WORK REQUIRED
Work out the number of lines in the listing that include the string "необходимых". Reply with that number alone.

-- Start --

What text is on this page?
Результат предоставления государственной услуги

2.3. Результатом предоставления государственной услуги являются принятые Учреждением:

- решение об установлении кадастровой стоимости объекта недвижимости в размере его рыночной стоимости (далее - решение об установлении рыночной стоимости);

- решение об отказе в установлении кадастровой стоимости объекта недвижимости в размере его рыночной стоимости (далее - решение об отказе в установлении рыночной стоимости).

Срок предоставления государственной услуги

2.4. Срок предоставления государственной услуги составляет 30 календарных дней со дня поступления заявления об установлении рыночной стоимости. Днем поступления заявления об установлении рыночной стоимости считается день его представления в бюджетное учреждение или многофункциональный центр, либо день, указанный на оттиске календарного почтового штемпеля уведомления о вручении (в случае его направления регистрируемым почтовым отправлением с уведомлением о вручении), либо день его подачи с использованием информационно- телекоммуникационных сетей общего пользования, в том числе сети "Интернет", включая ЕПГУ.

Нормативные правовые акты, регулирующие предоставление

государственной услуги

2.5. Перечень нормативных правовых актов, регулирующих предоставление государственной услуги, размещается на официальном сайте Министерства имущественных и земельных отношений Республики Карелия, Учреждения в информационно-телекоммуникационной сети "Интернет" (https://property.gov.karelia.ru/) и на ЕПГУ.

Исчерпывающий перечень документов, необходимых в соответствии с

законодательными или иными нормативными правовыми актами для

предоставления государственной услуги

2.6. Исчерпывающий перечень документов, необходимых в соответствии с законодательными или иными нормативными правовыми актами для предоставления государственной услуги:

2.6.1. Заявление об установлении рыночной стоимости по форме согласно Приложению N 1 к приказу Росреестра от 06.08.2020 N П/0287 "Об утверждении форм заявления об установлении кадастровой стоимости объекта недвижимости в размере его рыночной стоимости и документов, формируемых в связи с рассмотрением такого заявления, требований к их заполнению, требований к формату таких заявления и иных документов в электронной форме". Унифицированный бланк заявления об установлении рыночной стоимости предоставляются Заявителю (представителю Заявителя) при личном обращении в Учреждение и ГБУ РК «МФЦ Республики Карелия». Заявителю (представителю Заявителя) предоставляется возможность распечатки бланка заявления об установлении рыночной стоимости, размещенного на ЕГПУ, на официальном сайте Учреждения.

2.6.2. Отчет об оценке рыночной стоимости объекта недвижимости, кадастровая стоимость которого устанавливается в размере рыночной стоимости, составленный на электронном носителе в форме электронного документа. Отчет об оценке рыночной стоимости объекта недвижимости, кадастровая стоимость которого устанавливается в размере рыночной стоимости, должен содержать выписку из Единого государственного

-- End --

RESPONSE BELOW
2